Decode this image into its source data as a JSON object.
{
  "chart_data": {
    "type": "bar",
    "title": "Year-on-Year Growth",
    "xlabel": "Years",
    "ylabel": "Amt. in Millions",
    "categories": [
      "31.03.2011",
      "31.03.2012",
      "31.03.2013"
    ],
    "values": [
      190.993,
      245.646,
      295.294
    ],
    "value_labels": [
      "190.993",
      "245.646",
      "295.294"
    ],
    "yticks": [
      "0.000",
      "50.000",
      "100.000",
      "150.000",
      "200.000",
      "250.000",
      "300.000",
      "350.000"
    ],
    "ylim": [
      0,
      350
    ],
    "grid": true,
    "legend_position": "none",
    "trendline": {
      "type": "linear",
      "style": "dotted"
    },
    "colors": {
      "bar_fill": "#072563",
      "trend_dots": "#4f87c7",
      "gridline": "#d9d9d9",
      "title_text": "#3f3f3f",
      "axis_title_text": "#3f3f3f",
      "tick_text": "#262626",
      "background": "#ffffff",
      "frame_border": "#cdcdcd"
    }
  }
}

- [What to do]
Set all of the records down again, exactly as they stand.

- [Complete answer]
Decode this image into its source data as a JSON object.
{
  "chart_data": {
    "type": "bar",
    "title": "Year-on-Year Growth",
    "xlabel": "Years",
    "ylabel": "Amt. in Millions",
    "categories": [
      "31.03.2011",
      "31.03.2012",
      "31.03.2013"
    ],
    "values": [
      190.993,
      245.646,
      295.294
    ],
    "value_labels": [
      "190.993",
      "245.646",
      "295.294"
    ],
    "yticks": [
      "0.000",
      "50.000",
      "100.000",
      "150.000",
      "200.000",
      "250.000",
      "300.000",
      "350.000"
    ],
    "ylim": [
      0,
      350
    ],
    "grid": true,
    "legend_position": "none",
    "trendline": {
      "type": "linear",
      "style": "dotted"
    },
    "colors": {
      "bar_fill": "#072563",
      "trend_dots": "#4f87c7",
      "gridline": "#d9d9d9",
      "title_text": "#3f3f3f",
      "axis_title_text": "#3f3f3f",
      "tick_text": "#262626",
      "background": "#ffffff",
      "frame_border": "#cdcdcd"
    }
  }
}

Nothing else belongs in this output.